> **Goal of the exercise**:
Reply with one number: how many lines contain the word "Tauc".

> **Task data**:
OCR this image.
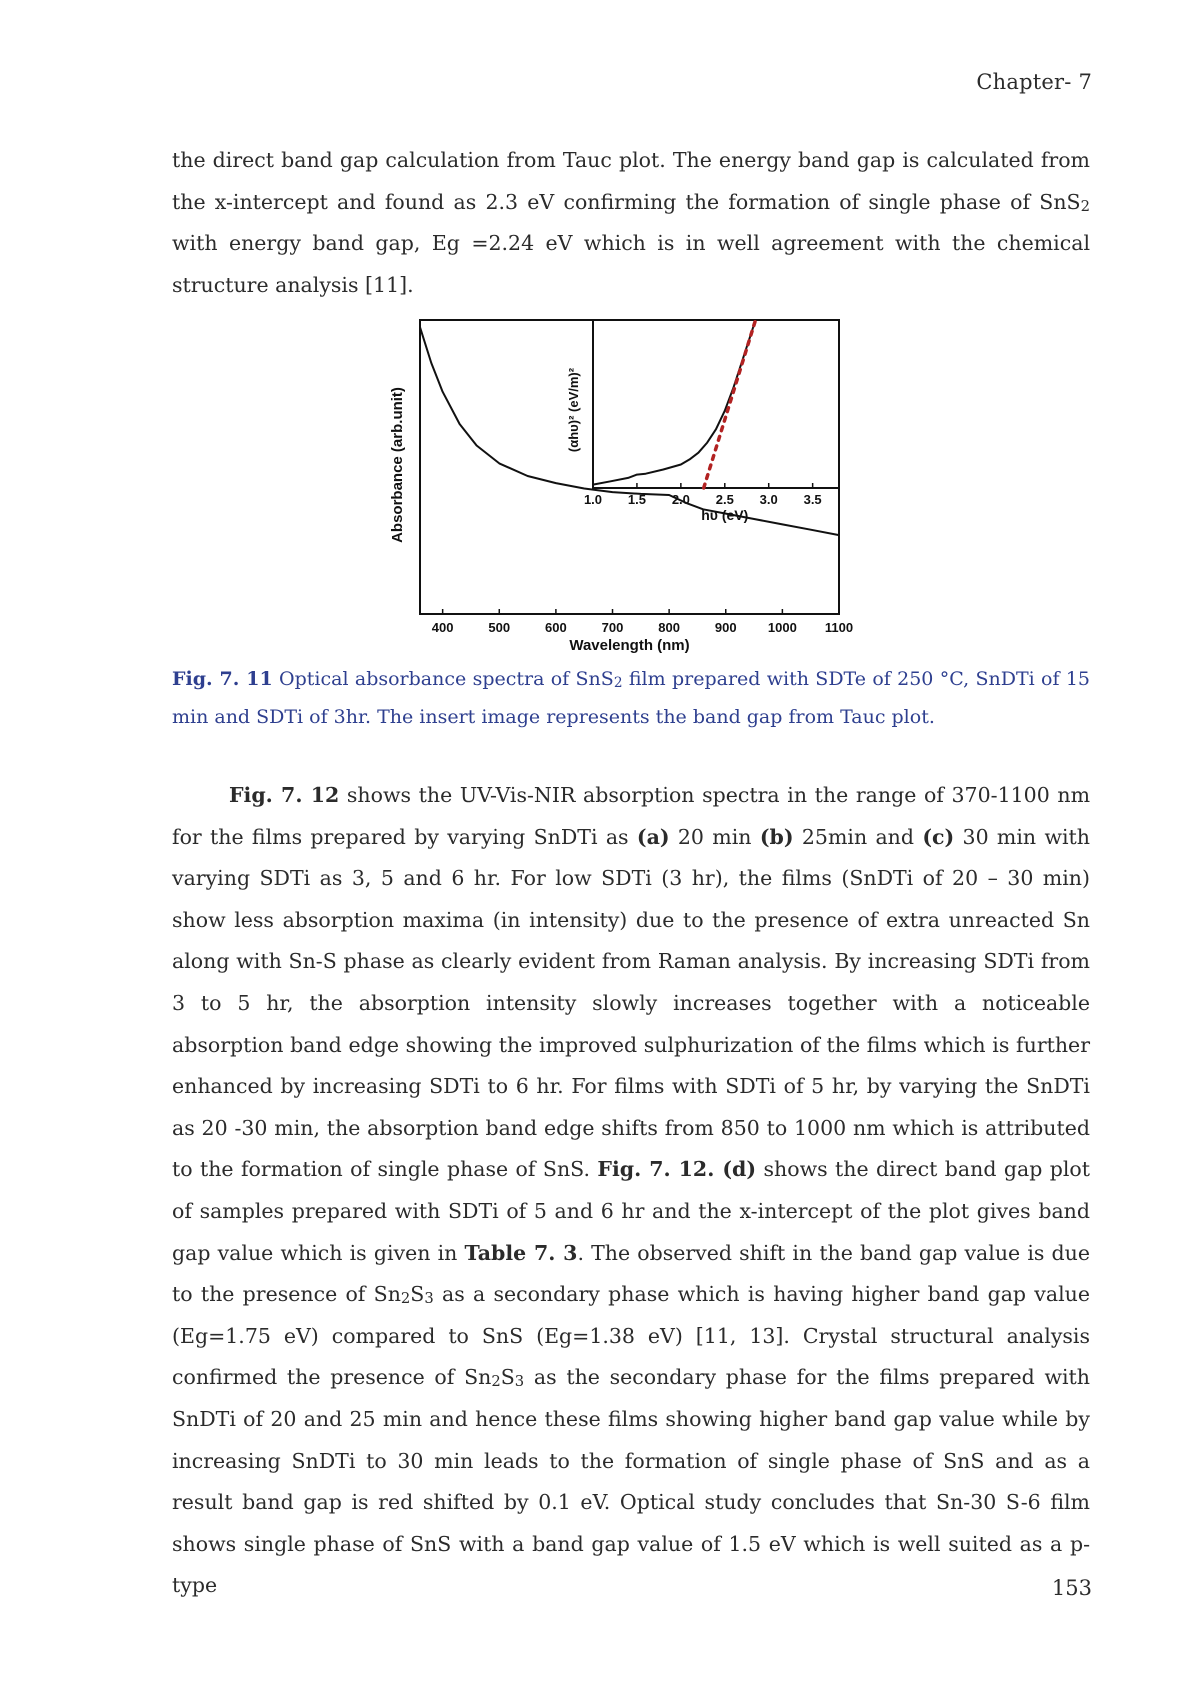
Chapter- 7

the direct band gap calculation from Tauc plot. The energy band gap is calculated from the x-intercept and found as 2.3 eV confirming the formation of single phase of SnS$_2$ with energy band gap, Eg =2.24 eV which is in well agreement with the chemical structure analysis [11].

400	500	600	700	800	900 1000 1100
Wavelength (nm)
Absorbance (arb.unit)	1.0 1.5 2.0 2.5 3.0 3.5
hυ (eV)
(αhυ)² (eV/m)²
Fig. 7. 11 Optical absorbance spectra of SnS$_2$ film prepared with SDTe of 250 °C, SnDTi of 15 min and SDTi of 3hr. The insert image represents the band gap from Tauc plot.

Fig. 7. 12 shows the UV-Vis-NIR absorption spectra in the range of 370-1100 nm for the films prepared by varying SnDTi as (a) 20 min (b) 25min and (c) 30 min with varying SDTi as 3, 5 and 6 hr. For low SDTi (3 hr), the films (SnDTi of 20 – 30 min) show less absorption maxima (in intensity) due to the presence of extra unreacted Sn along with Sn-S phase as clearly evident from Raman analysis. By increasing SDTi from 3 to 5 hr, the absorption intensity slowly increases together with a noticeable absorption band edge showing the improved sulphurization of the films which is further enhanced by increasing SDTi to 6 hr. For films with SDTi of 5 hr, by varying the SnDTi as 20 -30 min, the absorption band edge shifts from 850 to 1000 nm which is attributed to the formation of single phase of SnS. Fig. 7. 12. (d) shows the direct band gap plot of samples prepared with SDTi of 5 and 6 hr and the x-intercept of the plot gives band gap value which is given in Table 7. 3. The observed shift in the band gap value is due to the presence of $Sn_2S_3$ as a secondary phase which is having higher band gap value (Eg=1.75 eV) compared to SnS (Eg=1.38 eV) [11, 13]. Crystal structural analysis confirmed the presence of $Sn_2S_3$ as the secondary phase for the films prepared with SnDTi of 20 and 25 min and hence these films showing higher band gap value while by increasing SnDTi to 30 min leads to the formation of single phase of SnS and as a result band gap is red shifted by 0.1 eV. Optical study concludes that Sn-30 S-6 film shows single phase of SnS with a band gap value of 1.5 eV which is well suited as a p-type	153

> **Written response**:
2